Data records:
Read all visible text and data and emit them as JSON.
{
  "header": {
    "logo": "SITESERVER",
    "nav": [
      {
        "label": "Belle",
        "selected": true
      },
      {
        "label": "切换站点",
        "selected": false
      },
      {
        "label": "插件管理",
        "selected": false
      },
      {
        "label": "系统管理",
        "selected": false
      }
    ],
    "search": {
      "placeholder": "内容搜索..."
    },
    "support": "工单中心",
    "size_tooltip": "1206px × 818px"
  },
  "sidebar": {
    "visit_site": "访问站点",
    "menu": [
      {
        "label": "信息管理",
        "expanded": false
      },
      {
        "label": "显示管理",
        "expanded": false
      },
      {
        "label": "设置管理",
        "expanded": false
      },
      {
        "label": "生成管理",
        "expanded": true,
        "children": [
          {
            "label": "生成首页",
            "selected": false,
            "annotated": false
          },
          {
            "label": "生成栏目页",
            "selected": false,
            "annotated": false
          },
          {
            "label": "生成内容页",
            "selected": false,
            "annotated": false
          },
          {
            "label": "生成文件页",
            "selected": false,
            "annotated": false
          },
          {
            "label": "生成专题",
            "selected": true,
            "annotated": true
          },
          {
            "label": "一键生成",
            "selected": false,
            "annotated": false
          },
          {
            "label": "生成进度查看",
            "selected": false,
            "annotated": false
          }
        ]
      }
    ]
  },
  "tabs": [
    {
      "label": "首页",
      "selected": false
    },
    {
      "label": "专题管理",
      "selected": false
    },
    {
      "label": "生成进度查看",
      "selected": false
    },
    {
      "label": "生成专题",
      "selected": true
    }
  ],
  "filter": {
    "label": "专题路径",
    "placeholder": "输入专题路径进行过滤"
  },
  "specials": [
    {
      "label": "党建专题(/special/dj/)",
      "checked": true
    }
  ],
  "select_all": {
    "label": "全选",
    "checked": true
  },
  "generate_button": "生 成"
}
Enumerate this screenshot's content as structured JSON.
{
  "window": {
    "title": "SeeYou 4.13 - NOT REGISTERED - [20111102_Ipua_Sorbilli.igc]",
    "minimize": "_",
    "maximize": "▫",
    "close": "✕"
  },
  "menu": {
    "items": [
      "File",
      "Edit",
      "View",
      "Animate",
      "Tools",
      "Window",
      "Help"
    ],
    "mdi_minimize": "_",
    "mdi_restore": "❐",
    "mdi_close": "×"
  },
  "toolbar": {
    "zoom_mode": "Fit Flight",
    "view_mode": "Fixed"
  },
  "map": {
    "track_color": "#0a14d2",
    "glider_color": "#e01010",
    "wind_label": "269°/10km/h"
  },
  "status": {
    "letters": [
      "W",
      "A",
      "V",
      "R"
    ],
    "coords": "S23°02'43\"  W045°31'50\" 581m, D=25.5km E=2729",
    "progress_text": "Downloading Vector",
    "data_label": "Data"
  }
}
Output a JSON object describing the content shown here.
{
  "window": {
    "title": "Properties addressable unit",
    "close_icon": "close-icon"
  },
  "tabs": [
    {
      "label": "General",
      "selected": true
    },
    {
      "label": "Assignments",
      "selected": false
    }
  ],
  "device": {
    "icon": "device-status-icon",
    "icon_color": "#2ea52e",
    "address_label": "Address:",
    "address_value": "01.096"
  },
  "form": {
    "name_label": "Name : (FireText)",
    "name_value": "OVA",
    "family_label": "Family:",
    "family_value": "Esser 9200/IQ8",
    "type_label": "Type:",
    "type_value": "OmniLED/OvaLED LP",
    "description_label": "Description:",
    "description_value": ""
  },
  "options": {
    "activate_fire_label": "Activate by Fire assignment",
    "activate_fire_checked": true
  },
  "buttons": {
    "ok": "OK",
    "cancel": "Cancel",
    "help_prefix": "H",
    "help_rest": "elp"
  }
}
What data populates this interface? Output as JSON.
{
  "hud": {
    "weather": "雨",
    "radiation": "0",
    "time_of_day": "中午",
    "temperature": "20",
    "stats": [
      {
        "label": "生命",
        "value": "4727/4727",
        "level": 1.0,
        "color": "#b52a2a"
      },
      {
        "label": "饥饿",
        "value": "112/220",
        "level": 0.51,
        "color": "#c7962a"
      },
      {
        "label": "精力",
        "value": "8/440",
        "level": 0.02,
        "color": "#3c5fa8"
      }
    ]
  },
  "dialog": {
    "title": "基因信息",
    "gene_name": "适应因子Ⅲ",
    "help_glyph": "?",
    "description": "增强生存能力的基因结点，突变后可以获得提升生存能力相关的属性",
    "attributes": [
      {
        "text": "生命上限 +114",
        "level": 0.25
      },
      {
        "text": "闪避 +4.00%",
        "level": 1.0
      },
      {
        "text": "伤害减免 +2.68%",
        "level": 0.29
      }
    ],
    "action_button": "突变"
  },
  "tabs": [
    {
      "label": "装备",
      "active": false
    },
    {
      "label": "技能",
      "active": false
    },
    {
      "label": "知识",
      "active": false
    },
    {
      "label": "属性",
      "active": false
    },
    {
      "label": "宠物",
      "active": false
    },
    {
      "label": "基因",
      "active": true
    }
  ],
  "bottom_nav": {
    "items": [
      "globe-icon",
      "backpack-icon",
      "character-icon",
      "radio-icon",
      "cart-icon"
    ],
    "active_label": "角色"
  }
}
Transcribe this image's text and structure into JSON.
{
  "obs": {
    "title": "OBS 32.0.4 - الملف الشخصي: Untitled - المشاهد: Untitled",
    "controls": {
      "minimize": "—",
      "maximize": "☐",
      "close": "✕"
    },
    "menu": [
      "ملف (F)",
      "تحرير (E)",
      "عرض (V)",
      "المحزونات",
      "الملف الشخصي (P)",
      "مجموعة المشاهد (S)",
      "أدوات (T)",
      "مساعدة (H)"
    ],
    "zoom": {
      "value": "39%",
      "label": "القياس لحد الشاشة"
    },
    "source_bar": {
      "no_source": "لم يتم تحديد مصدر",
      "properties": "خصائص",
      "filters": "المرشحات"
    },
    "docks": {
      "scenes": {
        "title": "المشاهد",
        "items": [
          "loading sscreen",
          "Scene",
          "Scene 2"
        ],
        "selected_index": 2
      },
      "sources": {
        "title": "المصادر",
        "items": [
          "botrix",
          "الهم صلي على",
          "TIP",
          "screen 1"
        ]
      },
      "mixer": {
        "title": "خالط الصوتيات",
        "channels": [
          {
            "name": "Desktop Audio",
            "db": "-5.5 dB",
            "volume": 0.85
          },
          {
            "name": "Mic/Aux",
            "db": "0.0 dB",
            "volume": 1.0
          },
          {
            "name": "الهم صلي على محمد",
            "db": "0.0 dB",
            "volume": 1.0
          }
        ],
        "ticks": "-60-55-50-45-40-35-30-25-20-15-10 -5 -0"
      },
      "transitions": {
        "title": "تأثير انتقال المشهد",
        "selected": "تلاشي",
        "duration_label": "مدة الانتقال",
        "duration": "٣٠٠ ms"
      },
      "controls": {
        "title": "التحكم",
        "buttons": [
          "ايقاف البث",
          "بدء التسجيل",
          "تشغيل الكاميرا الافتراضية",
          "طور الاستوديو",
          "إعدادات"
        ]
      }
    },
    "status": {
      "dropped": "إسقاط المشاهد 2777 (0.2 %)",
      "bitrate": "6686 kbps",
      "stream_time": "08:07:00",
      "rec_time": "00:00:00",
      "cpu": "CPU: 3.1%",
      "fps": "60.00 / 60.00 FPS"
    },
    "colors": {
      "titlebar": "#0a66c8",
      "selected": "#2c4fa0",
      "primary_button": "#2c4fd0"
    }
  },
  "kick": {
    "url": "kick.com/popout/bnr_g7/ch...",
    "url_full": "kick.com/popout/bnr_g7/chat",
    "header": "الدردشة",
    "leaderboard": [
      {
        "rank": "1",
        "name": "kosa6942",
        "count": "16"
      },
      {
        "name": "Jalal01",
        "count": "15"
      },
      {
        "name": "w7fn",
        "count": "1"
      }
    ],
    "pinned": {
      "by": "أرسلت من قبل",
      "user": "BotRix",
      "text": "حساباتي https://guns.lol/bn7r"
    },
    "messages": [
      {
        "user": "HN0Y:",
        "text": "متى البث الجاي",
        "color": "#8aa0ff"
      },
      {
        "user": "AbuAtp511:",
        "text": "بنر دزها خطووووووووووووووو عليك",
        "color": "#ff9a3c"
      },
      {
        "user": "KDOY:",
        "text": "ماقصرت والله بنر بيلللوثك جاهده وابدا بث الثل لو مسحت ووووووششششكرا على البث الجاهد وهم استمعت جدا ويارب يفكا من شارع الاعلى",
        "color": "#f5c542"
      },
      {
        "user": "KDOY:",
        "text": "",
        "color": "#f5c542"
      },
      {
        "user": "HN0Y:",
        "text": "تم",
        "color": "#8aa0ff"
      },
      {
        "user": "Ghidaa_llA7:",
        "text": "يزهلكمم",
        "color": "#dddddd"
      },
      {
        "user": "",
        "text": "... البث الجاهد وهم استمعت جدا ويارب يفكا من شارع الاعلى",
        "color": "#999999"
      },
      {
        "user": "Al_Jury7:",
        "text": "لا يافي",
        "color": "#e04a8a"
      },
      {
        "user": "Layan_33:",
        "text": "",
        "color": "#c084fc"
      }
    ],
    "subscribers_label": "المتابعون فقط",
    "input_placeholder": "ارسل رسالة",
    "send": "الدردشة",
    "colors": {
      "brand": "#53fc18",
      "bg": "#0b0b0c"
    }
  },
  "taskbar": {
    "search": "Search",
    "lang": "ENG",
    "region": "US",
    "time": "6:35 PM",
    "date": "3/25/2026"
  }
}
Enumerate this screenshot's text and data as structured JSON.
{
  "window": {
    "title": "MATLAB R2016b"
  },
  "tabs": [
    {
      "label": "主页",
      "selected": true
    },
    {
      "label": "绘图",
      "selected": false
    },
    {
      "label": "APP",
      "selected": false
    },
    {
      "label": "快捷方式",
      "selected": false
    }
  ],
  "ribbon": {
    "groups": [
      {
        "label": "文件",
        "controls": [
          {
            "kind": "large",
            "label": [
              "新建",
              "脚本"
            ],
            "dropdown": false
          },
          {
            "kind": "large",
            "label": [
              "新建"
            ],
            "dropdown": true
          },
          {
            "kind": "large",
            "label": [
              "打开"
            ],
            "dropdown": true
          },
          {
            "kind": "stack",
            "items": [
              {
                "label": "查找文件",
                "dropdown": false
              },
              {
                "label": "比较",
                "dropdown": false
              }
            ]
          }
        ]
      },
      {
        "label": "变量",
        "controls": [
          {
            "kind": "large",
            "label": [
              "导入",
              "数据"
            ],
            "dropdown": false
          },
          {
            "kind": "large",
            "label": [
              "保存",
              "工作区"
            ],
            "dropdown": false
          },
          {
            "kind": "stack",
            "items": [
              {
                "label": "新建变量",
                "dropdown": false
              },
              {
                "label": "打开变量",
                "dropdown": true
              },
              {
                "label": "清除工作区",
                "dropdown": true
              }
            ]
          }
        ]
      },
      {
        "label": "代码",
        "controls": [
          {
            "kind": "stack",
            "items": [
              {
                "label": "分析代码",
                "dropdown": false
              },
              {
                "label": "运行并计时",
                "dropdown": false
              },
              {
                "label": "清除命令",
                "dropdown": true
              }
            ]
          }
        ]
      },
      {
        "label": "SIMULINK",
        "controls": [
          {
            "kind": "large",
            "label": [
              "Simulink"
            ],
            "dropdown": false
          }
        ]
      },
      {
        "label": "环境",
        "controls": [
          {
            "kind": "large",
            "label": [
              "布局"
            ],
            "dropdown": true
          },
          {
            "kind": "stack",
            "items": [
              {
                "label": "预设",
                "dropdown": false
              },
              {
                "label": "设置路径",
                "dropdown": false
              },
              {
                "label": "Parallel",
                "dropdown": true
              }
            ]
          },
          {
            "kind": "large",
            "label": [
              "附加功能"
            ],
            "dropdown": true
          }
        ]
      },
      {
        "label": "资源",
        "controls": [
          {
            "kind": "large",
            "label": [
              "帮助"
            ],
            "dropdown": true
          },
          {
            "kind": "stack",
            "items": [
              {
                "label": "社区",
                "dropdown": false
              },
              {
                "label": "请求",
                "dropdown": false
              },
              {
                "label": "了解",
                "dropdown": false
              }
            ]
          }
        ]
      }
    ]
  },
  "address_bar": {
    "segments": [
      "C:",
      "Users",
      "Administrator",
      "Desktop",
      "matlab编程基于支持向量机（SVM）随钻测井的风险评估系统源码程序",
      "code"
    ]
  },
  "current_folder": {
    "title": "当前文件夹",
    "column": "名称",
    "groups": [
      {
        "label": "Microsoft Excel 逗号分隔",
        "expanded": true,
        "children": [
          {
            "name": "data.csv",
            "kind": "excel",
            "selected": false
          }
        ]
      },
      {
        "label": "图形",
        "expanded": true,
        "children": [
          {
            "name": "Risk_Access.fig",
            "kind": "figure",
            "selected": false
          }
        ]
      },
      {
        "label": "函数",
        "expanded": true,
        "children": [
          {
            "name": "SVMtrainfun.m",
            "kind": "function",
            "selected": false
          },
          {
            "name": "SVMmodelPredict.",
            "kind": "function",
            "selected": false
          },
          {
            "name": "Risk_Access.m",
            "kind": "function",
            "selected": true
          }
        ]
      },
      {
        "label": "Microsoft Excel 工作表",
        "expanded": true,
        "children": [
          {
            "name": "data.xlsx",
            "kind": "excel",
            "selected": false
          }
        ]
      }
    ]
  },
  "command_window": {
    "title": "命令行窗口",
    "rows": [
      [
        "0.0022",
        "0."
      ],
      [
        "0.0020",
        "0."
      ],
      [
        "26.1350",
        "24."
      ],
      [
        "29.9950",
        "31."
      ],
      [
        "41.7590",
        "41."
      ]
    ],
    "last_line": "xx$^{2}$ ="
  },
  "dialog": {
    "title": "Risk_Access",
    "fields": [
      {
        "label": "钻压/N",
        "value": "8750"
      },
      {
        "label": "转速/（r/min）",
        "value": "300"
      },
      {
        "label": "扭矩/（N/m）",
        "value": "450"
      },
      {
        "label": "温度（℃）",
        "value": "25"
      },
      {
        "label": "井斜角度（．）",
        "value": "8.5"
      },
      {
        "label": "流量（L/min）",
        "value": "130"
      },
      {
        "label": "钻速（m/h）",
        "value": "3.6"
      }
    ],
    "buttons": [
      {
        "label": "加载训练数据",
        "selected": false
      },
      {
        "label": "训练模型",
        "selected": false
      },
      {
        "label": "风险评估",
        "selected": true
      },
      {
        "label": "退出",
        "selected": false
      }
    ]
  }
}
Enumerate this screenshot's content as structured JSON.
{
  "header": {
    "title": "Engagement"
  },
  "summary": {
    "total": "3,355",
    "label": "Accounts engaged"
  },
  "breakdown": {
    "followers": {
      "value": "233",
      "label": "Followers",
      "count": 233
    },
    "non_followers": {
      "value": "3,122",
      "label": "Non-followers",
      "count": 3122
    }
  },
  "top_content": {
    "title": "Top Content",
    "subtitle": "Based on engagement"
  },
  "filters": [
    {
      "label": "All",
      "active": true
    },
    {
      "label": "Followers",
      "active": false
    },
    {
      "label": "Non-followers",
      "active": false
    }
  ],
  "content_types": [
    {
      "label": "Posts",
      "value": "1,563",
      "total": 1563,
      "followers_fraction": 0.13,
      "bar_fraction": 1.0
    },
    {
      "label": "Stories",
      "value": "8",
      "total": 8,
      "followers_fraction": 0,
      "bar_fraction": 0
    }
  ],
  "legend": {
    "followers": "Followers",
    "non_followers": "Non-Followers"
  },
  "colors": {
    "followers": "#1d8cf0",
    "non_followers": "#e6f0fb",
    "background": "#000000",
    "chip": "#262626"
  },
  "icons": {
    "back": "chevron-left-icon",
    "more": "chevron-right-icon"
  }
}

WORK TO COMPLETE: Your task is to collect every line above that contains the word "الجاهد".

WORKED ANSWER:
        "text": "ماقصرت والله بنر بيلللوثك جاهده وابدا بث الثل لو مسحت ووووووششششكرا على البث الجاهد وهم استمعت جدا ويارب يفكا من شارع الاعلى",
        "text": "... البث الجاهد وهم استمعت جدا ويارب يفكا من شارع الاعلى",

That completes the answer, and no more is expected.